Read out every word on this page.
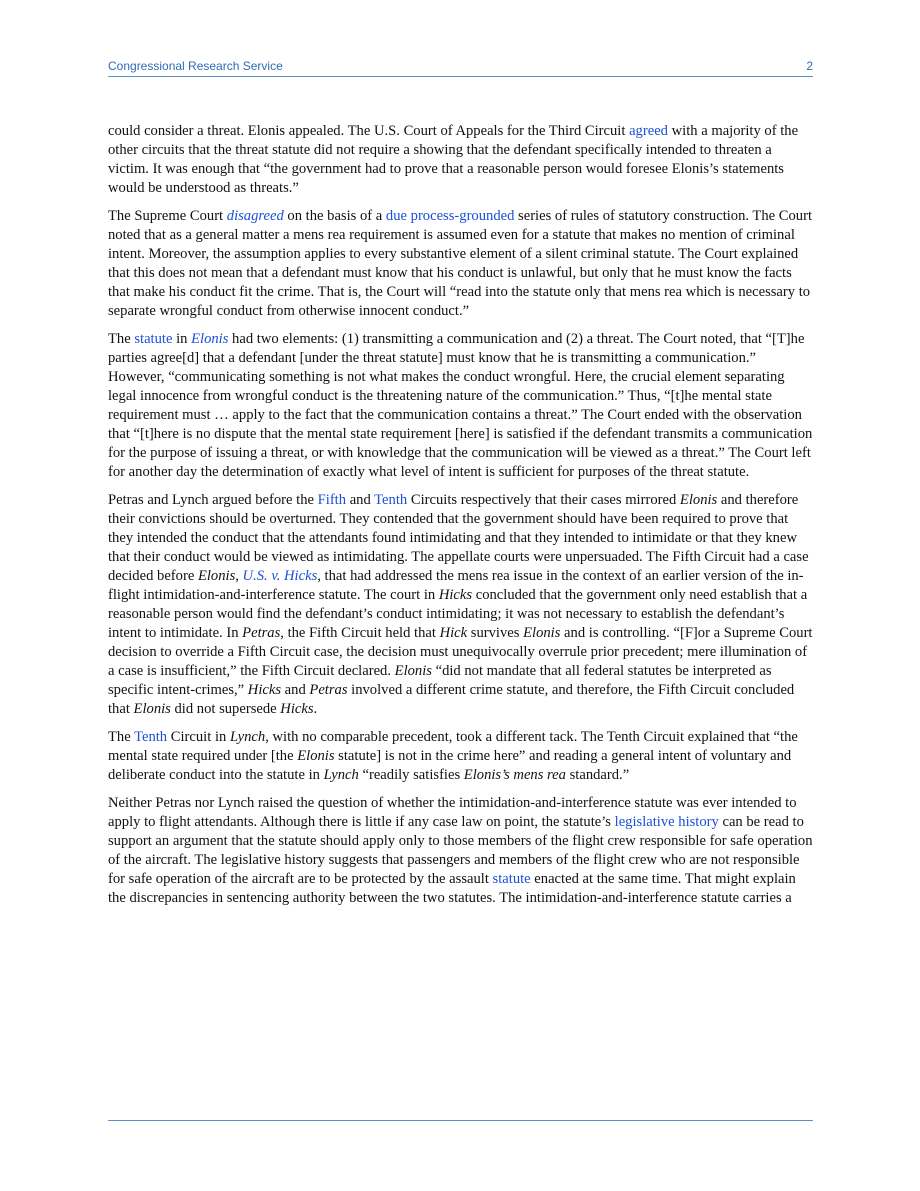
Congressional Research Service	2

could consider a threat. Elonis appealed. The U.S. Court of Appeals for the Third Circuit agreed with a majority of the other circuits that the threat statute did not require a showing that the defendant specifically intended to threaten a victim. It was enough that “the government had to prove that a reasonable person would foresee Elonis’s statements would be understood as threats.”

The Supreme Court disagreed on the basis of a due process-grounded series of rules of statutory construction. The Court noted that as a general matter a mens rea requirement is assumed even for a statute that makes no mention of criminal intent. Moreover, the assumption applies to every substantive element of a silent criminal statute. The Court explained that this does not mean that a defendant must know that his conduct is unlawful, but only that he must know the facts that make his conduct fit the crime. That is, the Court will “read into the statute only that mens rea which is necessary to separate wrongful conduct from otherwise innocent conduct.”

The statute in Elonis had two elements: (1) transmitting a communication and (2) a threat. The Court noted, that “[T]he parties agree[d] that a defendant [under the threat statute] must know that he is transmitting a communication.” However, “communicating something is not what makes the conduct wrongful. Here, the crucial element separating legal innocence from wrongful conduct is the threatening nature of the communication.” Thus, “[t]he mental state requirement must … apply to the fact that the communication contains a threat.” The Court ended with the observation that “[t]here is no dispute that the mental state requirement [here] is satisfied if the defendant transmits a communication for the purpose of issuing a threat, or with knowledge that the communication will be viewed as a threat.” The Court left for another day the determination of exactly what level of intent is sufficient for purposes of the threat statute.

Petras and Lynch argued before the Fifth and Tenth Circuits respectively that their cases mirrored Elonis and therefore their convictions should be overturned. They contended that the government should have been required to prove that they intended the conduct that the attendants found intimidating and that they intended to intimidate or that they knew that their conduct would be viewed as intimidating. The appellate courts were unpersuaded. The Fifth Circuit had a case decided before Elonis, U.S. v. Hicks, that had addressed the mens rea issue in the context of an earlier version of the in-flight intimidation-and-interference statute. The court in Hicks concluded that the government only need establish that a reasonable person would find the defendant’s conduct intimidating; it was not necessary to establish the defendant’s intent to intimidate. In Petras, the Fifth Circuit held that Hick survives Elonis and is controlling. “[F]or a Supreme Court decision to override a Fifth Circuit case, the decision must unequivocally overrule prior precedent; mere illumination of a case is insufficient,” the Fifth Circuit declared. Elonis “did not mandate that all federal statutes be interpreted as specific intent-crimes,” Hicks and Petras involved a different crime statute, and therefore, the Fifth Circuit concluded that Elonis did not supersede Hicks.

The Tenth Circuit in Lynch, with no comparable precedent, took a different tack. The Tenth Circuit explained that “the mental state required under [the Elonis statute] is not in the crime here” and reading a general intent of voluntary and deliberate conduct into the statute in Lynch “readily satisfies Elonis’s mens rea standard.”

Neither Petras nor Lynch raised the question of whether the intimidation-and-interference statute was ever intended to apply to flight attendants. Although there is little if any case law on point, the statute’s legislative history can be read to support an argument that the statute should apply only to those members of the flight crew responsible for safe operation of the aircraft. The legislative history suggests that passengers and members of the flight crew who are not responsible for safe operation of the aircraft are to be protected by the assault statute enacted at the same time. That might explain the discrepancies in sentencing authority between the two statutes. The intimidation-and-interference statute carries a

* _Task prompt_:
Scan the listing above for the word "this" and show each line where it is found.

* _Final answer_:
Read out every word on this page.
The Supreme Court disagreed on the basis of a due process-grounded series of rules of statutory construction. The Court noted that as a general matter a mens rea requirement is assumed even for a statute that makes no mention of criminal intent. Moreover, the assumption applies to every substantive element of a silent criminal statute. The Court explained that this does not mean that a defendant must know that his conduct is unlawful, but only that he must know the facts that make his conduct fit the crime. That is, the Court will “read into the statute only that mens rea which is necessary to separate wrongful conduct from otherwise innocent conduct.”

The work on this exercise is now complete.